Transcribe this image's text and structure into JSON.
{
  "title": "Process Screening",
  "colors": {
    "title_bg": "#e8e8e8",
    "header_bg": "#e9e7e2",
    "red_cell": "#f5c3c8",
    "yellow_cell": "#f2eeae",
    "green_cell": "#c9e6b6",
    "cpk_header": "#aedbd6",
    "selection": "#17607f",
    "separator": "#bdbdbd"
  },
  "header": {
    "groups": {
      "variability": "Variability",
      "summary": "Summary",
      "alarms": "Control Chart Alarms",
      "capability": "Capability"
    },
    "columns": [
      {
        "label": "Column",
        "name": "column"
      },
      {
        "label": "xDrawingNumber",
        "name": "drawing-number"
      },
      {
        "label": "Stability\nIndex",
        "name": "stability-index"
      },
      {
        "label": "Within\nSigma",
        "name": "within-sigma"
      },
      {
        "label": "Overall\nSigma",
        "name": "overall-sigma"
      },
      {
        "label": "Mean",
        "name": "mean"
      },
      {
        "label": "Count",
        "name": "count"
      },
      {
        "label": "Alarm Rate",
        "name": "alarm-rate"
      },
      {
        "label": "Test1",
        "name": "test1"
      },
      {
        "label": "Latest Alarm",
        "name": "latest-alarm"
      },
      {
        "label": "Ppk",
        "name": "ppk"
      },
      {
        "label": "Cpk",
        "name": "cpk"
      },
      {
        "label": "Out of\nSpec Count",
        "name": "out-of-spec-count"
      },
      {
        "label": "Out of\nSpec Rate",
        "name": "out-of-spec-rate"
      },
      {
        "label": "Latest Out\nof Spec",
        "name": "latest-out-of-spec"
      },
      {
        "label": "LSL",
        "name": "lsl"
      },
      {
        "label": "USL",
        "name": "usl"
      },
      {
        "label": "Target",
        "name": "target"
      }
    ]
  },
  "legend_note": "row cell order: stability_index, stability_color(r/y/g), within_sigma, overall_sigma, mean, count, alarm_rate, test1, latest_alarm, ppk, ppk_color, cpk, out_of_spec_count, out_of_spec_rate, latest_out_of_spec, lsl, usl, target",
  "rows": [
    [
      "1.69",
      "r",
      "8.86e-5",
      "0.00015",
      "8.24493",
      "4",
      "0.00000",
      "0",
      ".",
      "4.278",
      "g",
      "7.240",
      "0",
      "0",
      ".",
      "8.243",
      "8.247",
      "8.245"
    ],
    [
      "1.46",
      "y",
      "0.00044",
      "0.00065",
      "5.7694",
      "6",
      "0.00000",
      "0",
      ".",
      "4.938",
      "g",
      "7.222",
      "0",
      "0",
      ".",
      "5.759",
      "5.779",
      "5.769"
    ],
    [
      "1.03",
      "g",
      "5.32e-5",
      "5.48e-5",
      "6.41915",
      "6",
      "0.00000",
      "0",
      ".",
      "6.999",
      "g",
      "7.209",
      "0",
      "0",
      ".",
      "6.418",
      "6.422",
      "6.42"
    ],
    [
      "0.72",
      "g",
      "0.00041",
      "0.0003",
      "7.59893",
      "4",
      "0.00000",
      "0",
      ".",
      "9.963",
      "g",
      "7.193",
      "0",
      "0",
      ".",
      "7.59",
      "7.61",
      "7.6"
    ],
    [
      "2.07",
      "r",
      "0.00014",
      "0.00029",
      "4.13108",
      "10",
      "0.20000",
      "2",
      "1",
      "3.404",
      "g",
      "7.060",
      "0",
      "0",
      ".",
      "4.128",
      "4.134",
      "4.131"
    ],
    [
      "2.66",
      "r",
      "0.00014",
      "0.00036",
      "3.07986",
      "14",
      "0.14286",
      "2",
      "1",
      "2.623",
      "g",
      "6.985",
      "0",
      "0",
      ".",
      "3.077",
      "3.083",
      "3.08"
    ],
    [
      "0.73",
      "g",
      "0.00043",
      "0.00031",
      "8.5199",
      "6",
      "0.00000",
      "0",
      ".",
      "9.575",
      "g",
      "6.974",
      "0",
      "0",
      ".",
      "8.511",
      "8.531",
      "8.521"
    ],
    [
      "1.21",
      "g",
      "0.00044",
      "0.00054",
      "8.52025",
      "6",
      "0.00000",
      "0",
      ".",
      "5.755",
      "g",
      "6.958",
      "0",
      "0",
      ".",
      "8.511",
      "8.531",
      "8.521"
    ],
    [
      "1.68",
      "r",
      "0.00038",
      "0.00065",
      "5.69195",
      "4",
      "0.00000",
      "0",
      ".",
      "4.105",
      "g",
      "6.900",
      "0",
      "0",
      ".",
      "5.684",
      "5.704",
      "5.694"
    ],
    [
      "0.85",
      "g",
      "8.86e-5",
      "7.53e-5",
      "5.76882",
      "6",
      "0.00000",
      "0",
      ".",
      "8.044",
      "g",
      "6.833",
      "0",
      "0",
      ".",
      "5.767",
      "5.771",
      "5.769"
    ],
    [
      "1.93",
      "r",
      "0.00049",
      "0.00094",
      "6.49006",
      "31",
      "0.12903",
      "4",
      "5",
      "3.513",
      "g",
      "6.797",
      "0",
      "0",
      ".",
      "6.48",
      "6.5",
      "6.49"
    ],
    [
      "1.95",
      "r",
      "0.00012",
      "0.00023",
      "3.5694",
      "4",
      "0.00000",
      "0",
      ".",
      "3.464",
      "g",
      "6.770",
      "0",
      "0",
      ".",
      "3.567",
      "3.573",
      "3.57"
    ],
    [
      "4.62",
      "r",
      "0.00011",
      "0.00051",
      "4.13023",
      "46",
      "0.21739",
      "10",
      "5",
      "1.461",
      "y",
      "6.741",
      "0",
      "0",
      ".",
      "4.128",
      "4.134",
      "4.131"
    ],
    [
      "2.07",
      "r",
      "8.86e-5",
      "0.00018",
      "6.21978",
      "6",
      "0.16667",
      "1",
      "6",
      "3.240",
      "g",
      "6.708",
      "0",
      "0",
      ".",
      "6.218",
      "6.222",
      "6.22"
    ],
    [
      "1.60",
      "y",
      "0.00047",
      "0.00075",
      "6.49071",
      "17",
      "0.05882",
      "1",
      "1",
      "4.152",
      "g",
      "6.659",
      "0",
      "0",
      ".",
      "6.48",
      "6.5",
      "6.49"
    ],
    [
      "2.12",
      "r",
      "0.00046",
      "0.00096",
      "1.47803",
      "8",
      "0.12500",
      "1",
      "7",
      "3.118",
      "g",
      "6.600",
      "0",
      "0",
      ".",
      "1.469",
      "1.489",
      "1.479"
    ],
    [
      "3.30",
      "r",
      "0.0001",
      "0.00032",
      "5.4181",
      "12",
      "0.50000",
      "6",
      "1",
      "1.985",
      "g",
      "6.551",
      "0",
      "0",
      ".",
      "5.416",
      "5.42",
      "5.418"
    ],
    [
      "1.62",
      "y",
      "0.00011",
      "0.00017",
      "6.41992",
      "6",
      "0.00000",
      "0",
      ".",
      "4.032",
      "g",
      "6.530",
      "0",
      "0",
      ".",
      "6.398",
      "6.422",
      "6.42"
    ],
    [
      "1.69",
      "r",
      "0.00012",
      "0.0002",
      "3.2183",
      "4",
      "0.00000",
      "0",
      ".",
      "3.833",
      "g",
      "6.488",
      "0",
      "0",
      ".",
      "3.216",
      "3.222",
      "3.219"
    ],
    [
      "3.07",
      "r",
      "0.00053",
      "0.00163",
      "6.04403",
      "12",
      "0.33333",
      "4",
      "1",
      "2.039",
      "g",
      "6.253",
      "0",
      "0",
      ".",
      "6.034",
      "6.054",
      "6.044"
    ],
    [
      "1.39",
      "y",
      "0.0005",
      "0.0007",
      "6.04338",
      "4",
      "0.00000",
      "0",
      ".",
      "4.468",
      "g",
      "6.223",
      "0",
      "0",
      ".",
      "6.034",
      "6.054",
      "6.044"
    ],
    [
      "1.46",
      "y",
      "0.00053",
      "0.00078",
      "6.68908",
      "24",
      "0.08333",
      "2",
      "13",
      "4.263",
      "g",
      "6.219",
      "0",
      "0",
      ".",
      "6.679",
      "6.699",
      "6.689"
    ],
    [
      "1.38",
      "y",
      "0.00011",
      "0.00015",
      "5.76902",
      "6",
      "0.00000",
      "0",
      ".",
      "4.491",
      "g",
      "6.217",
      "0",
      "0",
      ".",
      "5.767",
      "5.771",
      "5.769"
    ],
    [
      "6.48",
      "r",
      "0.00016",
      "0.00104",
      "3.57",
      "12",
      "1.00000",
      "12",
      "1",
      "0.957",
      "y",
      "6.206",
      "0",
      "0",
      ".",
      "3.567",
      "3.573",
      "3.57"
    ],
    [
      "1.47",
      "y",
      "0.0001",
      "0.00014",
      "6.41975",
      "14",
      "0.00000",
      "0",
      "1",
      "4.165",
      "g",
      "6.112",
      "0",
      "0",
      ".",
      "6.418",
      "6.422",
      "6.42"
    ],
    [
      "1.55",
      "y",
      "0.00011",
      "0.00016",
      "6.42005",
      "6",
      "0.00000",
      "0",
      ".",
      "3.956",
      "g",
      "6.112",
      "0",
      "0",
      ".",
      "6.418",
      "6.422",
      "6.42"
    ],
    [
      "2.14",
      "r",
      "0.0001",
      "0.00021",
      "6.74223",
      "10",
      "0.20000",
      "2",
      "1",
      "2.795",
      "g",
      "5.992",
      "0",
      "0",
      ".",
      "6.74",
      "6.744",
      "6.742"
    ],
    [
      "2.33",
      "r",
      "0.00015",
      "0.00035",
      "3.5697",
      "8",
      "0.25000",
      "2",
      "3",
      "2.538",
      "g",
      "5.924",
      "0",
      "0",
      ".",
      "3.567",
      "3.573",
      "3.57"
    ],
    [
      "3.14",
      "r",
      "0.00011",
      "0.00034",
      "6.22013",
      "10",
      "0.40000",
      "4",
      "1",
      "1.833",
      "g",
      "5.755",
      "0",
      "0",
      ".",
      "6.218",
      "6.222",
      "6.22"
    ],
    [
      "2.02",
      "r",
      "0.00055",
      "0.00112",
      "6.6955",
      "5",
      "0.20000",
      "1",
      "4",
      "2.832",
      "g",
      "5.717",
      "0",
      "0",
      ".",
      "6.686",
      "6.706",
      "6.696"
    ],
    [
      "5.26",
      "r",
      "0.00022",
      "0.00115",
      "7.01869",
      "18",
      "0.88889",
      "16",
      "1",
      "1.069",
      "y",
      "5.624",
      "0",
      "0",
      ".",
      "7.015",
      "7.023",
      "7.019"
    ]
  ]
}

* Task requirements *
Where a line in the material above holds "nSpec", copy that line.

* Answer to this exercise *
        "label": "Out of\nSpec Count",
        "label": "Out of\nSpec Rate",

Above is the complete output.